> **What is asked**:
Transcribe the full listing exactly, and drop every picture.

> **Dataset rows**:

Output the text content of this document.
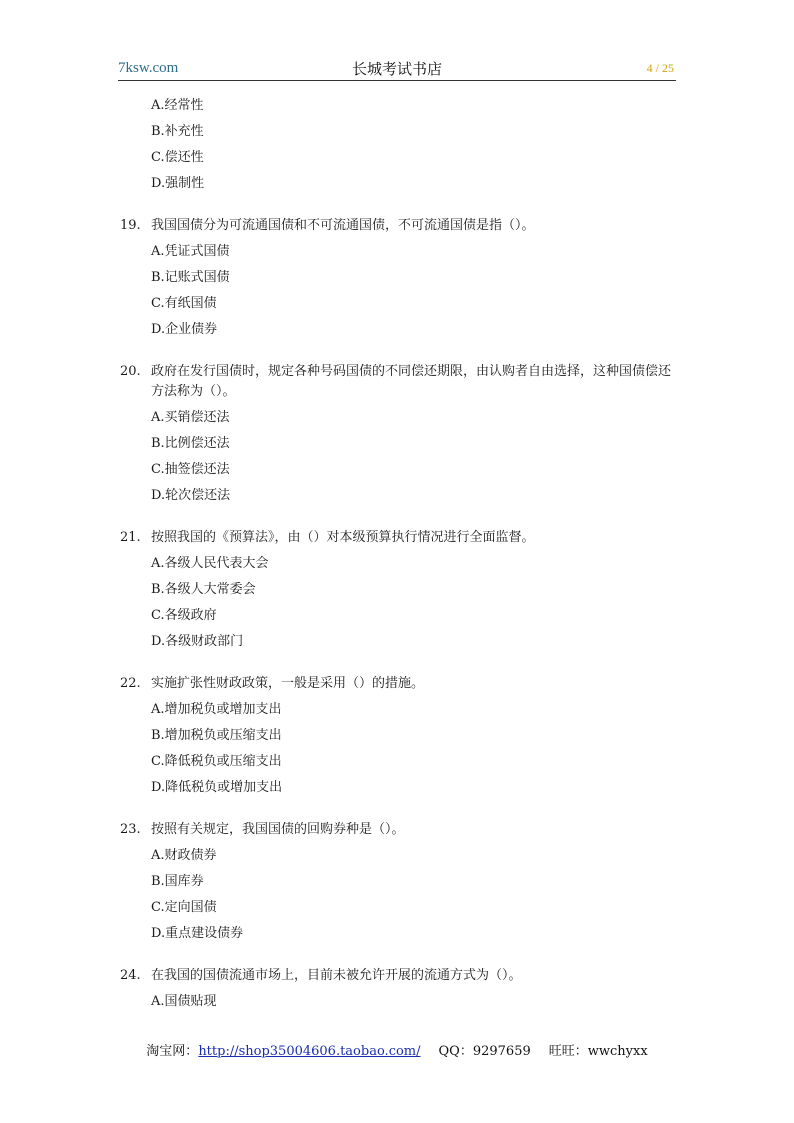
7ksw.com	长城考试书店	4 / 25
A.经常性
B.补充性
C.偿还性
D.强制性
19. 我国国债分为可流通国债和不可流通国债，不可流通国债是指（）。
A.凭证式国债
B.记账式国债
C.有纸国债
D.企业债券
20. 政府在发行国债时，规定各种号码国债的不同偿还期限，由认购者自由选择，这种国债偿还方法称为（）。
A.买销偿还法
B.比例偿还法
C.抽签偿还法
D.轮次偿还法
21. 按照我国的《预算法》，由（）对本级预算执行情况进行全面监督。
A.各级人民代表大会
B.各级人大常委会
C.各级政府
D.各级财政部门
22. 实施扩张性财政政策，一般是采用（）的措施。
A.增加税负或增加支出
B.增加税负或压缩支出
C.降低税负或压缩支出
D.降低税负或增加支出
23. 按照有关规定，我国国债的回购券种是（）。
A.财政债券
B.国库券
C.定向国债
D.重点建设债券
24. 在我国的国债流通市场上，目前未被允许开展的流通方式为（）。
A.国债贴现
淘宝网：http://shop35004606.taobao.com/ QQ：9297659 旺旺：wwchyxx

> **Task solution**:
Output the text content of this document.
7ksw.com	长城考试书店	4 / 25
A.经常性
B.补充性
C.偿还性
D.强制性
19. 我国国债分为可流通国债和不可流通国债，不可流通国债是指（）。
A.凭证式国债
B.记账式国债
C.有纸国债
D.企业债券
20. 政府在发行国债时，规定各种号码国债的不同偿还期限，由认购者自由选择，这种国债偿还方法称为（）。
A.买销偿还法
B.比例偿还法
C.抽签偿还法
D.轮次偿还法
21. 按照我国的《预算法》，由（）对本级预算执行情况进行全面监督。
A.各级人民代表大会
B.各级人大常委会
C.各级政府
D.各级财政部门
22. 实施扩张性财政政策，一般是采用（）的措施。
A.增加税负或增加支出
B.增加税负或压缩支出
C.降低税负或压缩支出
D.降低税负或增加支出
23. 按照有关规定，我国国债的回购券种是（）。
A.财政债券
B.国库券
C.定向国债
D.重点建设债券
24. 在我国的国债流通市场上，目前未被允许开展的流通方式为（）。
A.国债贴现
淘宝网：http://shop35004606.taobao.com/ QQ：9297659 旺旺：wwchyxx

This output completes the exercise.